[Element and region data]

::::::::

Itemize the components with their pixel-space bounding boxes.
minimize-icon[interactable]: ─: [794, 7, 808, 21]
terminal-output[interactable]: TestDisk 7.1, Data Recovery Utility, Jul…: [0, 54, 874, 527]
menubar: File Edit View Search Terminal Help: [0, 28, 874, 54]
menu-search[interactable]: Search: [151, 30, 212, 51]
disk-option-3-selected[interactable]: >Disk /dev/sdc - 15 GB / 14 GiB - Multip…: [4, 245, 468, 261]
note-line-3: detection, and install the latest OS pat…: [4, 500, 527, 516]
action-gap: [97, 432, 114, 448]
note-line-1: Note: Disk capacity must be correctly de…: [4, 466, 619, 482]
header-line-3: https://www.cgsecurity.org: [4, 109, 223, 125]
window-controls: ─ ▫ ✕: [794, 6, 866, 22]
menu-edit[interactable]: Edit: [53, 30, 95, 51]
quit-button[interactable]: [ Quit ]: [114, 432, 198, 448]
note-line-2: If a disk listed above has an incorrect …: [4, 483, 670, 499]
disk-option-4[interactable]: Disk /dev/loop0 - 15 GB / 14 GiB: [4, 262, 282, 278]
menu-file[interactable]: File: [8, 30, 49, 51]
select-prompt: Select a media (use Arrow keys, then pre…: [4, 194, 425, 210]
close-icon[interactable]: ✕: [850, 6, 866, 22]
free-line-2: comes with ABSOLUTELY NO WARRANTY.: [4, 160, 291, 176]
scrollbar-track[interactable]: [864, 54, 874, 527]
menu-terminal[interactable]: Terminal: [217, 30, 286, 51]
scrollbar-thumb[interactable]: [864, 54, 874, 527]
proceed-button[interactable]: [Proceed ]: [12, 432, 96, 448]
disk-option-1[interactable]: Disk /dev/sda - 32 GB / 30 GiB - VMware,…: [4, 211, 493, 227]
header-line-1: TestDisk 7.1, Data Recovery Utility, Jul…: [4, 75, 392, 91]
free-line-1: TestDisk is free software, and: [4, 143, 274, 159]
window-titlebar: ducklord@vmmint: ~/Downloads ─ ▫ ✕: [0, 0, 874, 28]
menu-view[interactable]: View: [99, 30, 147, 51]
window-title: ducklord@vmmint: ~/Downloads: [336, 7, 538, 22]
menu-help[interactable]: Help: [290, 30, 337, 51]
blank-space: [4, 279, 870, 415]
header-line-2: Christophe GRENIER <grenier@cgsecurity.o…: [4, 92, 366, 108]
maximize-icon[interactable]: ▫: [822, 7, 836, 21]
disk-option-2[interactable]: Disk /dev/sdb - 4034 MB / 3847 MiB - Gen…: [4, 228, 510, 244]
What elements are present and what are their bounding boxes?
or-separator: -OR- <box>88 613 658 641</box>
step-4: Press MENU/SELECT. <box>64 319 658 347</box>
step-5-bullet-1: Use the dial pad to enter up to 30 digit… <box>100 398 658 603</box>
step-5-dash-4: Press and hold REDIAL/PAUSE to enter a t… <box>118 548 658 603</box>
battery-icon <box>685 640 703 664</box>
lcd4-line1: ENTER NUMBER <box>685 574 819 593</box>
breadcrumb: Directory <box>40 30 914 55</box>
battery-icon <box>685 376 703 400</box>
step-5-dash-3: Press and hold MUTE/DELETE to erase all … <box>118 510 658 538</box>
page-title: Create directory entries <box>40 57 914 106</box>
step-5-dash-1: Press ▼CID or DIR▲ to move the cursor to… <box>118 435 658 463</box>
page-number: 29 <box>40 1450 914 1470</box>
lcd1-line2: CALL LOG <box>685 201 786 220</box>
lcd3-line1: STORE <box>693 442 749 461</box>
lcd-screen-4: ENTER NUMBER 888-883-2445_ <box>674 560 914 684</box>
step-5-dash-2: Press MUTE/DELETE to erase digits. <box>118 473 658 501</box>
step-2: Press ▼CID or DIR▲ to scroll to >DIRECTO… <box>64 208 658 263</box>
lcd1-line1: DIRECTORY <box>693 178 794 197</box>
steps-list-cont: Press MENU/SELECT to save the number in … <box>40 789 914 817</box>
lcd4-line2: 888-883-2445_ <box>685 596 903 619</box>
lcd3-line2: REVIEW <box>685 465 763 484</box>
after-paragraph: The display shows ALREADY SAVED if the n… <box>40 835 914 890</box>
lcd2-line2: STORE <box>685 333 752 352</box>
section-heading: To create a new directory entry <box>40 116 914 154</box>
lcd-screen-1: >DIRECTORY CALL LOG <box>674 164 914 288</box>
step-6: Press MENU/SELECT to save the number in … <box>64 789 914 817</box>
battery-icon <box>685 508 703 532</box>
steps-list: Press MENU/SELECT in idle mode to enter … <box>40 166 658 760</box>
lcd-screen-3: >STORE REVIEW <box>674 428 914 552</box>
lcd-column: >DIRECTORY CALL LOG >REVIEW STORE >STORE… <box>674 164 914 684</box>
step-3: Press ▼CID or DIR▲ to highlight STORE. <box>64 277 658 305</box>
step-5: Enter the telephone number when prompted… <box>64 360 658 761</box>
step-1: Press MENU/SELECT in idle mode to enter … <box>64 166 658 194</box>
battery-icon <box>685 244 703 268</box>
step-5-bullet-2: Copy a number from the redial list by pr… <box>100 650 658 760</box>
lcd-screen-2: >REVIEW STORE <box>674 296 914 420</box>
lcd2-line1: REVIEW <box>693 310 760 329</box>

::::::::

Your goal:
Copy the items word for word, starting at the very beginning and ending with the line that contains "menubar: File Edit".

Solution for this exercise:
Itemize the components with their pixel-space bounding boxes.
minimize-icon[interactable]: ─: [794, 7, 808, 21]
terminal-output[interactable]: TestDisk 7.1, Data Recovery Utility, Jul…: [0, 54, 874, 527]
menubar: File Edit View Search Terminal Help: [0, 28, 874, 54]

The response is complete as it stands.